* START AVAILABLE RECORDS *

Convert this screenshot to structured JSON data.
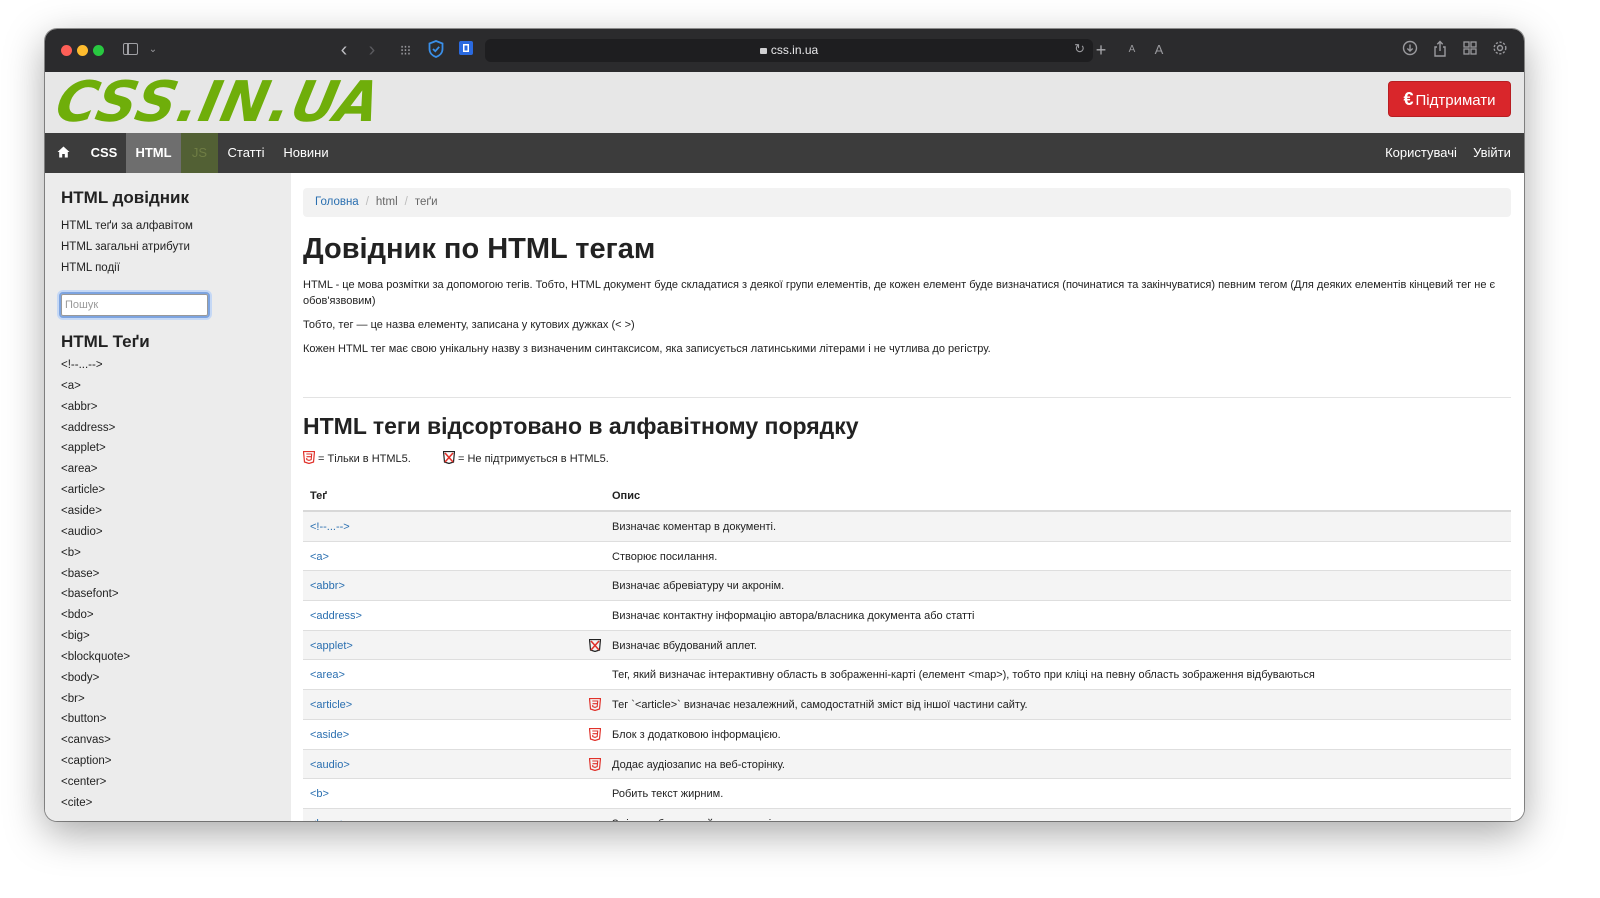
{
  "browser": {
    "url": "css.in.ua",
    "font_small": "A",
    "font_large": "A"
  },
  "header": {
    "logo": "CSS.IN.UA",
    "support_currency": "€",
    "support_label": "Підтримати"
  },
  "nav": {
    "css": "CSS",
    "html": "HTML",
    "js": "JS",
    "articles": "Статті",
    "news": "Новини",
    "users": "Користувачі",
    "login": "Увійти"
  },
  "sidebar": {
    "title": "HTML довідник",
    "links": [
      "HTML теґи за алфавітом",
      "HTML загальні атрибути",
      "HTML події"
    ],
    "search_placeholder": "Пошук",
    "tags_title": "HTML Теґи",
    "tags": [
      "<!--...-->",
      "<a>",
      "<abbr>",
      "<address>",
      "<applet>",
      "<area>",
      "<article>",
      "<aside>",
      "<audio>",
      "<b>",
      "<base>",
      "<basefont>",
      "<bdo>",
      "<big>",
      "<blockquote>",
      "<body>",
      "<br>",
      "<button>",
      "<canvas>",
      "<caption>",
      "<center>",
      "<cite>"
    ]
  },
  "breadcrumb": {
    "home": "Головна",
    "section": "html",
    "current": "теґи"
  },
  "main": {
    "title": "Довідник по HTML тегам",
    "p1": "HTML - це мова розмітки за допомогою тегів. Тобто, HTML документ буде складатися з деякої групи елементів, де кожен елемент буде визначатися (починатися та закінчуватися) певним тегом (Для деяких елементів кінцевий тег не є обов'язвовим)",
    "p2": "Тобто, тег — це назва елементу, записана у кутових дужках (< >)",
    "p3": "Кожен HTML тег має свою унікальну назву з визначеним синтаксисом, яка записується латинськими літерами і не чутлива до регістру.",
    "subtitle": "HTML теги відсортовано в алфавітному порядку",
    "legend_html5": "= Тільки в HTML5.",
    "legend_unsupported": "= Не підтримується в HTML5."
  },
  "table": {
    "col_tag": "Теґ",
    "col_desc": "Опис",
    "rows": [
      {
        "tag": "<!--...-->",
        "desc": "Визначає коментар в документі.",
        "icon": "none"
      },
      {
        "tag": "<a>",
        "desc": "Створює посилання.",
        "icon": "none"
      },
      {
        "tag": "<abbr>",
        "desc": "Визначає абревіатуру чи акронім.",
        "icon": "none"
      },
      {
        "tag": "<address>",
        "desc": "Визначає контактну інформацію автора/власника документа або статті",
        "icon": "none"
      },
      {
        "tag": "<applet>",
        "desc": "Визначає вбудований аплет.",
        "icon": "unsupported"
      },
      {
        "tag": "<area>",
        "desc": "Тег, який визначає інтерактивну область в зображенні-карті (елемент <map>), тобто при кліці на певну область зображення відбуваються",
        "icon": "none"
      },
      {
        "tag": "<article>",
        "desc": "Тег `<article>` визначає незалежний, самодостатній зміст від іншої частини сайту.",
        "icon": "html5"
      },
      {
        "tag": "<aside>",
        "desc": "Блок з додатковою інформацією.",
        "icon": "html5"
      },
      {
        "tag": "<audio>",
        "desc": "Додає аудіозапис на веб-сторінку.",
        "icon": "html5"
      },
      {
        "tag": "<b>",
        "desc": "Робить текст жирним.",
        "icon": "none"
      },
      {
        "tag": "<base>",
        "desc": "Змінює абсолютний шлях сторінки.",
        "icon": "none"
      }
    ]
  }
}
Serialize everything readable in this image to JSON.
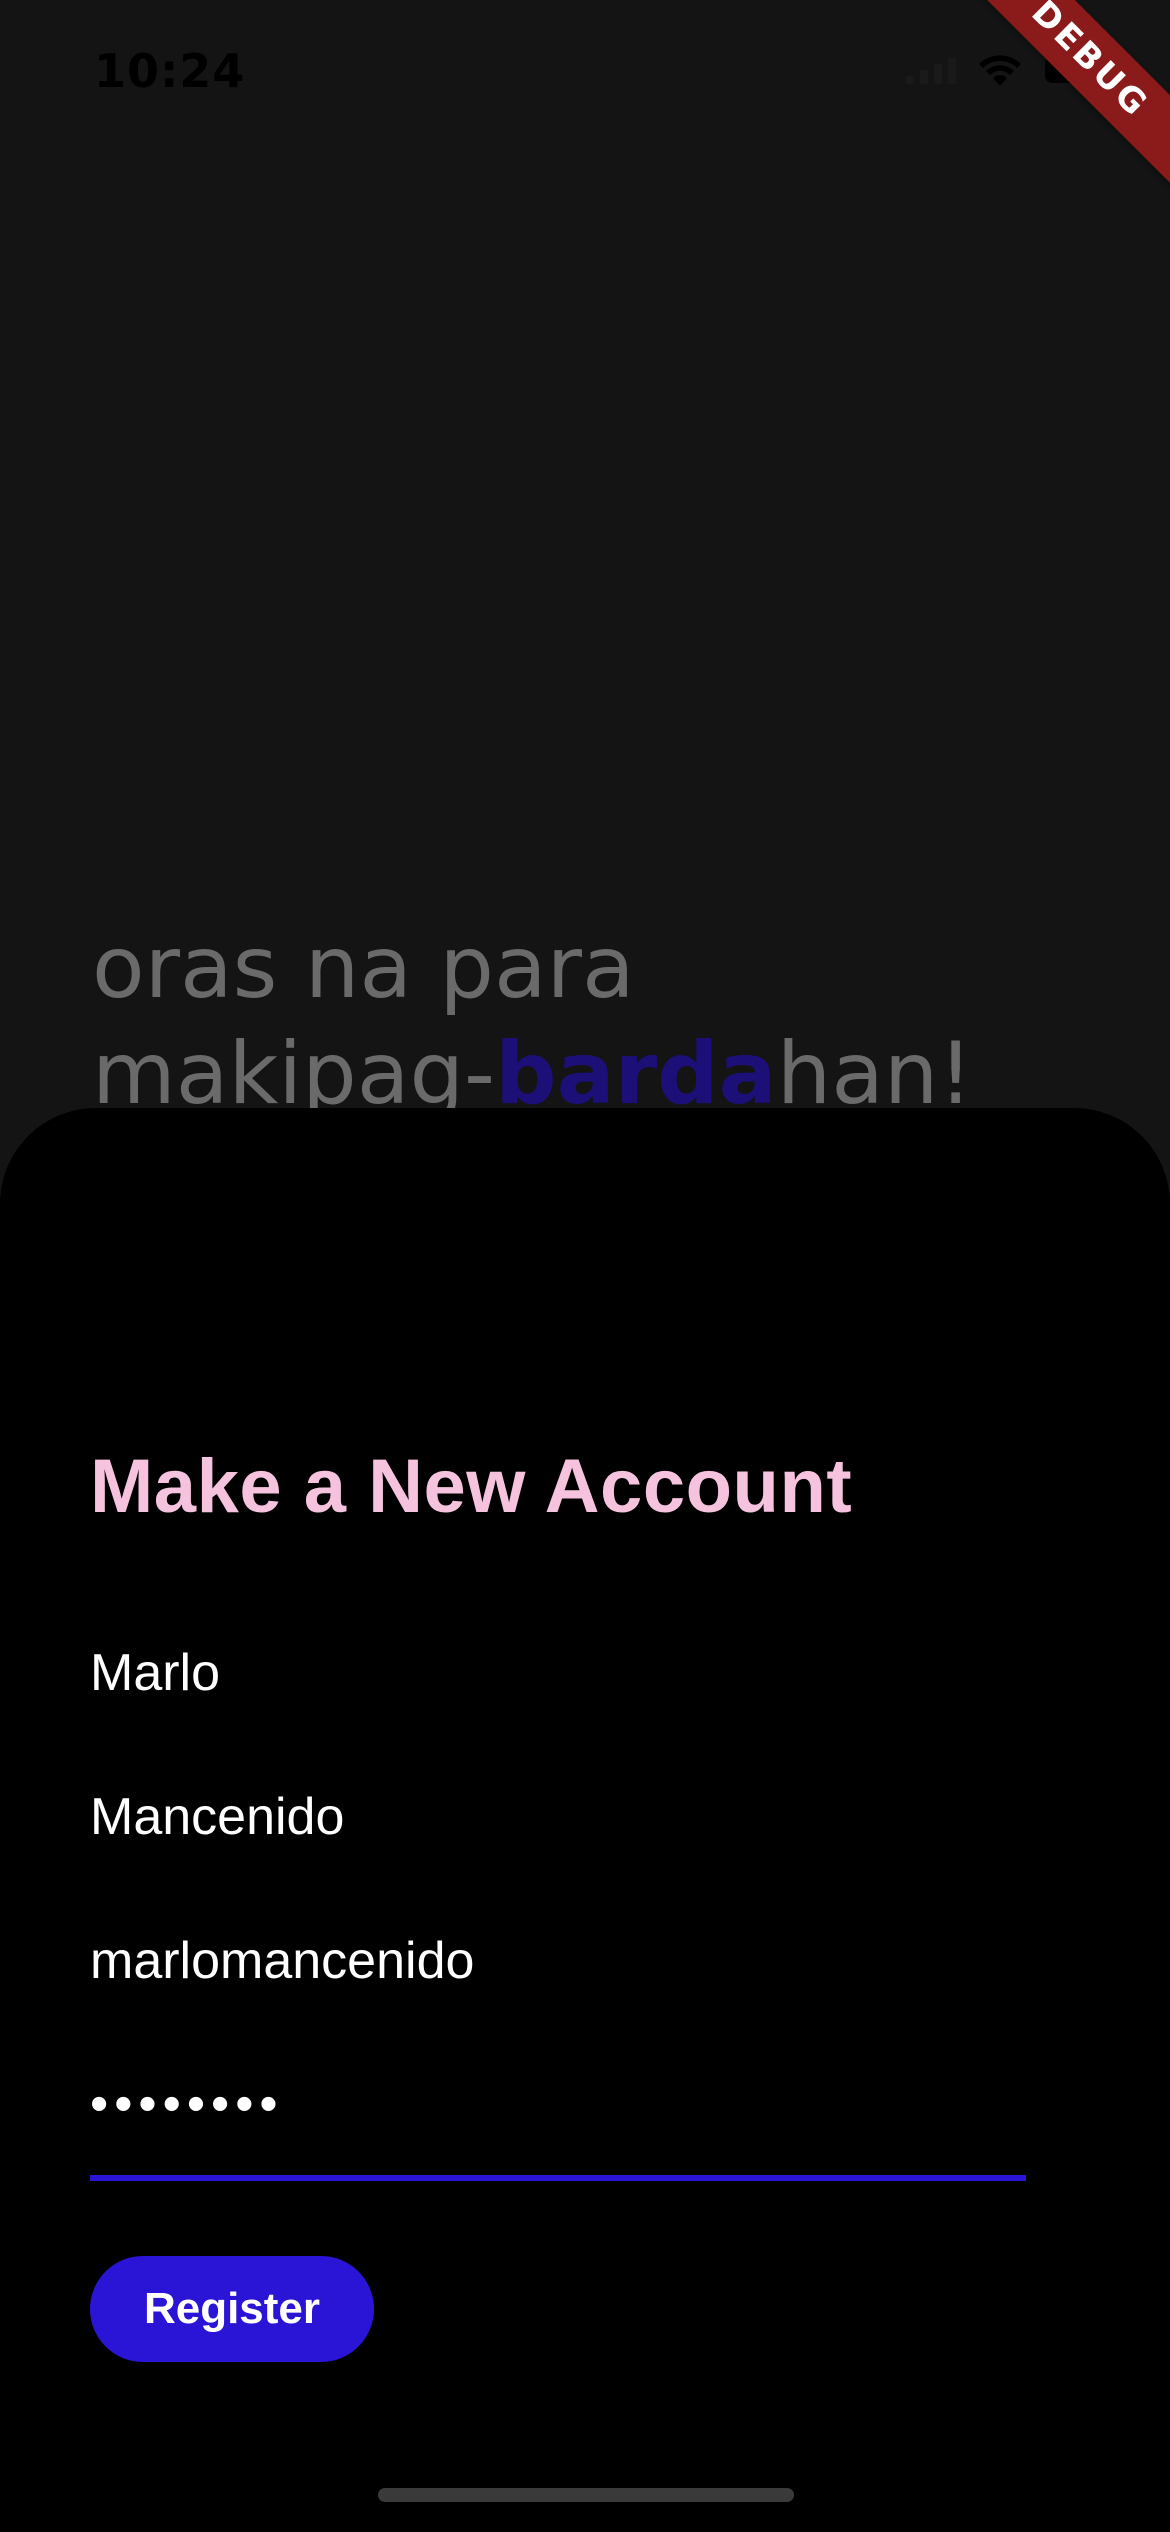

* END AVAILABLE RECORDS *

Print all of the records shown above exactly, leaving out each picture.

RESULT OF THE TASK:
Convert this screenshot to structured JSON data.
{
  "browser": {
    "url": "css.in.ua",
    "font_small": "A",
    "font_large": "A"
  },
  "header": {
    "logo": "CSS.IN.UA",
    "support_currency": "€",
    "support_label": "Підтримати"
  },
  "nav": {
    "css": "CSS",
    "html": "HTML",
    "js": "JS",
    "articles": "Статті",
    "news": "Новини",
    "users": "Користувачі",
    "login": "Увійти"
  },
  "sidebar": {
    "title": "HTML довідник",
    "links": [
      "HTML теґи за алфавітом",
      "HTML загальні атрибути",
      "HTML події"
    ],
    "search_placeholder": "Пошук",
    "tags_title": "HTML Теґи",
    "tags": [
      "<!--...-->",
      "<a>",
      "<abbr>",
      "<address>",
      "<applet>",
      "<area>",
      "<article>",
      "<aside>",
      "<audio>",
      "<b>",
      "<base>",
      "<basefont>",
      "<bdo>",
      "<big>",
      "<blockquote>",
      "<body>",
      "<br>",
      "<button>",
      "<canvas>",
      "<caption>",
      "<center>",
      "<cite>"
    ]
  },
  "breadcrumb": {
    "home": "Головна",
    "section": "html",
    "current": "теґи"
  },
  "main": {
    "title": "Довідник по HTML тегам",
    "p1": "HTML - це мова розмітки за допомогою тегів. Тобто, HTML документ буде складатися з деякої групи елементів, де кожен елемент буде визначатися (починатися та закінчуватися) певним тегом (Для деяких елементів кінцевий тег не є обов'язвовим)",
    "p2": "Тобто, тег — це назва елементу, записана у кутових дужках (< >)",
    "p3": "Кожен HTML тег має свою унікальну назву з визначеним синтаксисом, яка записується латинськими літерами і не чутлива до регістру.",
    "subtitle": "HTML теги відсортовано в алфавітному порядку",
    "legend_html5": "= Тільки в HTML5.",
    "legend_unsupported": "= Не підтримується в HTML5."
  },
  "table": {
    "col_tag": "Теґ",
    "col_desc": "Опис",
    "rows": [
      {
        "tag": "<!--...-->",
        "desc": "Визначає коментар в документі.",
        "icon": "none"
      },
      {
        "tag": "<a>",
        "desc": "Створює посилання.",
        "icon": "none"
      },
      {
        "tag": "<abbr>",
        "desc": "Визначає абревіатуру чи акронім.",
        "icon": "none"
      },
      {
        "tag": "<address>",
        "desc": "Визначає контактну інформацію автора/власника документа або статті",
        "icon": "none"
      },
      {
        "tag": "<applet>",
        "desc": "Визначає вбудований аплет.",
        "icon": "unsupported"
      },
      {
        "tag": "<area>",
        "desc": "Тег, який визначає інтерактивну область в зображенні-карті (елемент <map>), тобто при кліці на певну область зображення відбуваються",
        "icon": "none"
      },
      {
        "tag": "<article>",
        "desc": "Тег `<article>` визначає незалежний, самодостатній зміст від іншої частини сайту.",
        "icon": "html5"
      },
      {
        "tag": "<aside>",
        "desc": "Блок з додатковою інформацією.",
        "icon": "html5"
      },
      {
        "tag": "<audio>",
        "desc": "Додає аудіозапис на веб-сторінку.",
        "icon": "html5"
      },
      {
        "tag": "<b>",
        "desc": "Робить текст жирним.",
        "icon": "none"
      },
      {
        "tag": "<base>",
        "desc": "Змінює абсолютний шлях сторінки.",
        "icon": "none"
      }
    ]
  }
}
Serialize everything readable in this image to JSON.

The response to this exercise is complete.